Write out each entry again. Keep every word exactly as it is.

● **THE INPUT**
+--

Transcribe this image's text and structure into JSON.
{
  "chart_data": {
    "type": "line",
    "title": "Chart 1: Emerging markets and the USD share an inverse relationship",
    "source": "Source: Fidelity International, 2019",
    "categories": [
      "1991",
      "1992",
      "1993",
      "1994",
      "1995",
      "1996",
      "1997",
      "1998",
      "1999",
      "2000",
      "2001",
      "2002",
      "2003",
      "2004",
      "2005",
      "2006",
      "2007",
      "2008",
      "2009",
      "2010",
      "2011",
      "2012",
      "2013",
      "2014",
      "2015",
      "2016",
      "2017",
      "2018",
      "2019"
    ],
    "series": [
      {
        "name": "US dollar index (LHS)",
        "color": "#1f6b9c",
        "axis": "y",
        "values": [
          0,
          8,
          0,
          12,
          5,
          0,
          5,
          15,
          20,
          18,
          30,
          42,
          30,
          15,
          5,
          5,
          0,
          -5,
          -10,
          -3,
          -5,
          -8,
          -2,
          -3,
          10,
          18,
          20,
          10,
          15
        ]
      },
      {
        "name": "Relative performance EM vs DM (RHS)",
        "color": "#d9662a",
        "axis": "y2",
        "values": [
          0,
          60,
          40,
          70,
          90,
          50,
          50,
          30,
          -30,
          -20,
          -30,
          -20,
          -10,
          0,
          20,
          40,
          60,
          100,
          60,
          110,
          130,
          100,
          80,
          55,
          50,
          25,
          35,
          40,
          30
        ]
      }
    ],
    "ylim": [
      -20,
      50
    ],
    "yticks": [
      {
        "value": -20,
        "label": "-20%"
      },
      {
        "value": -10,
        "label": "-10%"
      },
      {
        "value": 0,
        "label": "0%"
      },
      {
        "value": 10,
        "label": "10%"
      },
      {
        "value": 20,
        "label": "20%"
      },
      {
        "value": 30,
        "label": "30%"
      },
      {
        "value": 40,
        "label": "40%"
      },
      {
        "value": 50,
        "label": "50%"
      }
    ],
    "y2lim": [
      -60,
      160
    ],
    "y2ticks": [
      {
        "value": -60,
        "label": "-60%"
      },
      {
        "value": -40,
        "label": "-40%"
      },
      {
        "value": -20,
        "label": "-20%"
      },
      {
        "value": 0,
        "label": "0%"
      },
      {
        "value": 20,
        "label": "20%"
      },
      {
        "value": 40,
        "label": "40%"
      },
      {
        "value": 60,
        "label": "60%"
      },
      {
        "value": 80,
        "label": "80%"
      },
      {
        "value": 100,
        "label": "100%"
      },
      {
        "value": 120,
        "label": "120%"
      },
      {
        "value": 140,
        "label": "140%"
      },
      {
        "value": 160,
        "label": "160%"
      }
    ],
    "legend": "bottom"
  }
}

+--

● **REPLY TO THE TASK**
Transcribe this image's text and structure into JSON.
{
  "chart_data": {
    "type": "line",
    "title": "Chart 1: Emerging markets and the USD share an inverse relationship",
    "source": "Source: Fidelity International, 2019",
    "categories": [
      "1991",
      "1992",
      "1993",
      "1994",
      "1995",
      "1996",
      "1997",
      "1998",
      "1999",
      "2000",
      "2001",
      "2002",
      "2003",
      "2004",
      "2005",
      "2006",
      "2007",
      "2008",
      "2009",
      "2010",
      "2011",
      "2012",
      "2013",
      "2014",
      "2015",
      "2016",
      "2017",
      "2018",
      "2019"
    ],
    "series": [
      {
        "name": "US dollar index (LHS)",
        "color": "#1f6b9c",
        "axis": "y",
        "values": [
          0,
          8,
          0,
          12,
          5,
          0,
          5,
          15,
          20,
          18,
          30,
          42,
          30,
          15,
          5,
          5,
          0,
          -5,
          -10,
          -3,
          -5,
          -8,
          -2,
          -3,
          10,
          18,
          20,
          10,
          15
        ]
      },
      {
        "name": "Relative performance EM vs DM (RHS)",
        "color": "#d9662a",
        "axis": "y2",
        "values": [
          0,
          60,
          40,
          70,
          90,
          50,
          50,
          30,
          -30,
          -20,
          -30,
          -20,
          -10,
          0,
          20,
          40,
          60,
          100,
          60,
          110,
          130,
          100,
          80,
          55,
          50,
          25,
          35,
          40,
          30
        ]
      }
    ],
    "ylim": [
      -20,
      50
    ],
    "yticks": [
      {
        "value": -20,
        "label": "-20%"
      },
      {
        "value": -10,
        "label": "-10%"
      },
      {
        "value": 0,
        "label": "0%"
      },
      {
        "value": 10,
        "label": "10%"
      },
      {
        "value": 20,
        "label": "20%"
      },
      {
        "value": 30,
        "label": "30%"
      },
      {
        "value": 40,
        "label": "40%"
      },
      {
        "value": 50,
        "label": "50%"
      }
    ],
    "y2lim": [
      -60,
      160
    ],
    "y2ticks": [
      {
        "value": -60,
        "label": "-60%"
      },
      {
        "value": -40,
        "label": "-40%"
      },
      {
        "value": -20,
        "label": "-20%"
      },
      {
        "value": 0,
        "label": "0%"
      },
      {
        "value": 20,
        "label": "20%"
      },
      {
        "value": 40,
        "label": "40%"
      },
      {
        "value": 60,
        "label": "60%"
      },
      {
        "value": 80,
        "label": "80%"
      },
      {
        "value": 100,
        "label": "100%"
      },
      {
        "value": 120,
        "label": "120%"
      },
      {
        "value": 140,
        "label": "140%"
      },
      {
        "value": 160,
        "label": "160%"
      }
    ],
    "legend": "bottom"
  }
}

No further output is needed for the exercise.